# What needs to be done
Every record must be restated exactly as written.
═══ Dataset extract
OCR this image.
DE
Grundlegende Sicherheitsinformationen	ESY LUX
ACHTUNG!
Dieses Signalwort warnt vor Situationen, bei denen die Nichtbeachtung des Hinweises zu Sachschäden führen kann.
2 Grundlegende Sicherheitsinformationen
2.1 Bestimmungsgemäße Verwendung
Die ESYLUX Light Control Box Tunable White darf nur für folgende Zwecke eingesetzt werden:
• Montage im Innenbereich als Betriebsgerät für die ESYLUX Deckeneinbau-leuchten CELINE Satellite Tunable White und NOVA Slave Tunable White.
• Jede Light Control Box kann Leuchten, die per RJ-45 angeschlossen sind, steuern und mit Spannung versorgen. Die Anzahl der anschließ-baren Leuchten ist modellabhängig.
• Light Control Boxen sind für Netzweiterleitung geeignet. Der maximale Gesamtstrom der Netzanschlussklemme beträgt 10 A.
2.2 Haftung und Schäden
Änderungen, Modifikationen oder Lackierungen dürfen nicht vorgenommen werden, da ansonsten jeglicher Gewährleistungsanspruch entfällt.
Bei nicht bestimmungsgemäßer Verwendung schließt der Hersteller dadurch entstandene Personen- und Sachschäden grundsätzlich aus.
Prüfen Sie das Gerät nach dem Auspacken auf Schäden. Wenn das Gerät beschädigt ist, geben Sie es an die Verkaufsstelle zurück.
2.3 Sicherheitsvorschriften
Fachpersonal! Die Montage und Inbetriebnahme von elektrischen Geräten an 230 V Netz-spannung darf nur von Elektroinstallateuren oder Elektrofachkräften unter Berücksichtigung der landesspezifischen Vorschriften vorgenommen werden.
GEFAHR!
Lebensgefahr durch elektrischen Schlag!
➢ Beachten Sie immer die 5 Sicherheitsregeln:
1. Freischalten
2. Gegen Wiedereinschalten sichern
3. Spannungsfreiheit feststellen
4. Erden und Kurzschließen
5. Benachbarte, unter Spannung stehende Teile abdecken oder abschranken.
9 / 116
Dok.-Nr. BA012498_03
══════
# The answer
OCR this image.
DE
Grundlegende Sicherheitsinformationen	ESY LUX
ACHTUNG!
Dieses Signalwort warnt vor Situationen, bei denen die Nichtbeachtung des Hinweises zu Sachschäden führen kann.
2 Grundlegende Sicherheitsinformationen
2.1 Bestimmungsgemäße Verwendung
Die ESYLUX Light Control Box Tunable White darf nur für folgende Zwecke eingesetzt werden:
• Montage im Innenbereich als Betriebsgerät für die ESYLUX Deckeneinbau-leuchten CELINE Satellite Tunable White und NOVA Slave Tunable White.
• Jede Light Control Box kann Leuchten, die per RJ-45 angeschlossen sind, steuern und mit Spannung versorgen. Die Anzahl der anschließ-baren Leuchten ist modellabhängig.
• Light Control Boxen sind für Netzweiterleitung geeignet. Der maximale Gesamtstrom der Netzanschlussklemme beträgt 10 A.
2.2 Haftung und Schäden
Änderungen, Modifikationen oder Lackierungen dürfen nicht vorgenommen werden, da ansonsten jeglicher Gewährleistungsanspruch entfällt.
Bei nicht bestimmungsgemäßer Verwendung schließt der Hersteller dadurch entstandene Personen- und Sachschäden grundsätzlich aus.
Prüfen Sie das Gerät nach dem Auspacken auf Schäden. Wenn das Gerät beschädigt ist, geben Sie es an die Verkaufsstelle zurück.
2.3 Sicherheitsvorschriften
Fachpersonal! Die Montage und Inbetriebnahme von elektrischen Geräten an 230 V Netz-spannung darf nur von Elektroinstallateuren oder Elektrofachkräften unter Berücksichtigung der landesspezifischen Vorschriften vorgenommen werden.
GEFAHR!
Lebensgefahr durch elektrischen Schlag!
➢ Beachten Sie immer die 5 Sicherheitsregeln:
1. Freischalten
2. Gegen Wiedereinschalten sichern
3. Spannungsfreiheit feststellen
4. Erden und Kurzschließen
5. Benachbarte, unter Spannung stehende Teile abdecken oder abschranken.
9 / 116
Dok.-Nr. BA012498_03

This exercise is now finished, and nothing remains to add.